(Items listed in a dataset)
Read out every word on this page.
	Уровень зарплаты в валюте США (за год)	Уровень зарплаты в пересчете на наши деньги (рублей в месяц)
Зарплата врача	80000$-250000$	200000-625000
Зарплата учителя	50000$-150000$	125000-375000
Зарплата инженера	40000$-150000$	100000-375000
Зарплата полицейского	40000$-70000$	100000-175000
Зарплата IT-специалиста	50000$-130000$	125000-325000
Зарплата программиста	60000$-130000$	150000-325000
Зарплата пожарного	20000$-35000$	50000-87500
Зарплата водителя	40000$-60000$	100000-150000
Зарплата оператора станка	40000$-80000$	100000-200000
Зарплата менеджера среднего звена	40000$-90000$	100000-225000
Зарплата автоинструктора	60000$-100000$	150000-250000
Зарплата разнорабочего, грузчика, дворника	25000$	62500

• _Directions_: Reproduce the records above exactly.

• _Response below_:
Read out every word on this page.
	Уровень зарплаты в валюте США (за год)	Уровень зарплаты в пересчете на наши деньги (рублей в месяц)
Зарплата врача	80000$-250000$	200000-625000
Зарплата учителя	50000$-150000$	125000-375000
Зарплата инженера	40000$-150000$	100000-375000
Зарплата полицейского	40000$-70000$	100000-175000
Зарплата IT-специалиста	50000$-130000$	125000-325000
Зарплата программиста	60000$-130000$	150000-325000
Зарплата пожарного	20000$-35000$	50000-87500
Зарплата водителя	40000$-60000$	100000-150000
Зарплата оператора станка	40000$-80000$	100000-200000
Зарплата менеджера среднего звена	40000$-90000$	100000-225000
Зарплата автоинструктора	60000$-100000$	150000-250000
Зарплата разнорабочего, грузчика, дворника	25000$	62500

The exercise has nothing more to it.